*Source material*:
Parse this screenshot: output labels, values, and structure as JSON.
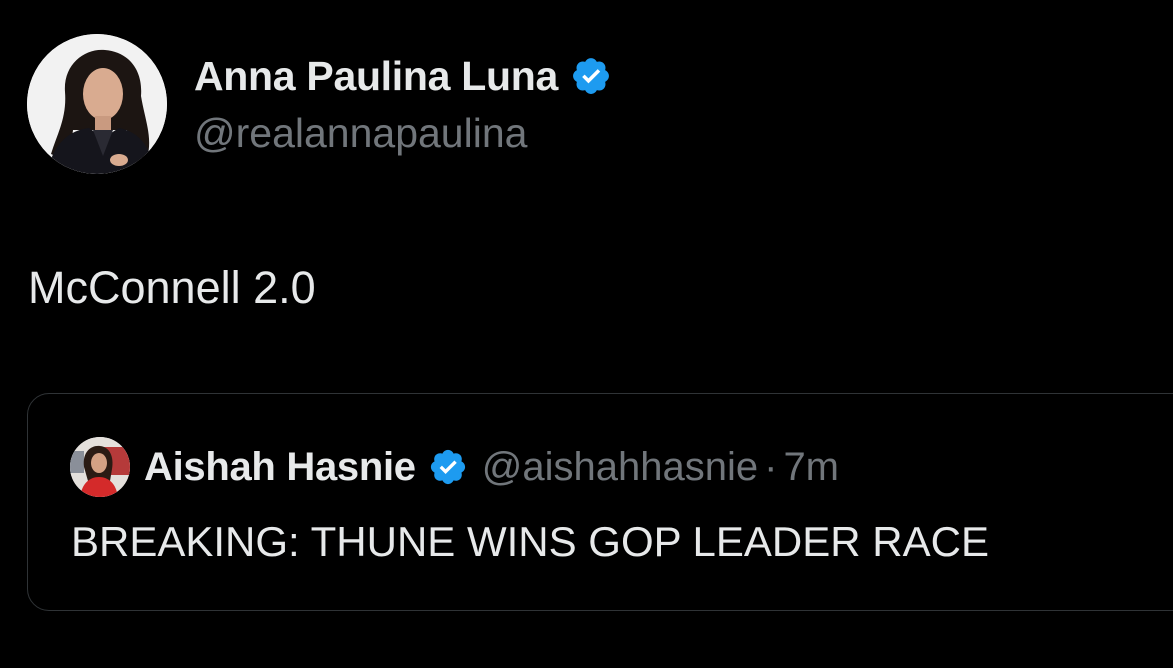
{
  "tweet": {
    "author": {
      "name": "Anna Paulina Luna",
      "handle": "@realannapaulina",
      "verified": true,
      "avatar_icon": "profile-photo"
    },
    "text": "McConnell 2.0"
  },
  "quote": {
    "author": {
      "name": "Aishah Hasnie",
      "handle": "@aishahhasnie",
      "verified": true,
      "avatar_icon": "profile-photo"
    },
    "separator": "·",
    "time": "7m",
    "text": "BREAKING: THUNE WINS GOP LEADER RACE"
  },
  "colors": {
    "background": "#000000",
    "primary_text": "#e7e9ea",
    "secondary_text": "#71767b",
    "verified_badge": "#1d9bf0",
    "card_border": "#2f3336"
  }
}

*Goal of the exercise*: The listing above needs to be output again exactly. Don't include the pictures.

*Answer to this exercise*:
Parse this screenshot: output labels, values, and structure as JSON.
{
  "tweet": {
    "author": {
      "name": "Anna Paulina Luna",
      "handle": "@realannapaulina",
      "verified": true,
      "avatar_icon": "profile-photo"
    },
    "text": "McConnell 2.0"
  },
  "quote": {
    "author": {
      "name": "Aishah Hasnie",
      "handle": "@aishahhasnie",
      "verified": true,
      "avatar_icon": "profile-photo"
    },
    "separator": "·",
    "time": "7m",
    "text": "BREAKING: THUNE WINS GOP LEADER RACE"
  },
  "colors": {
    "background": "#000000",
    "primary_text": "#e7e9ea",
    "secondary_text": "#71767b",
    "verified_badge": "#1d9bf0",
    "card_border": "#2f3336"
  }
}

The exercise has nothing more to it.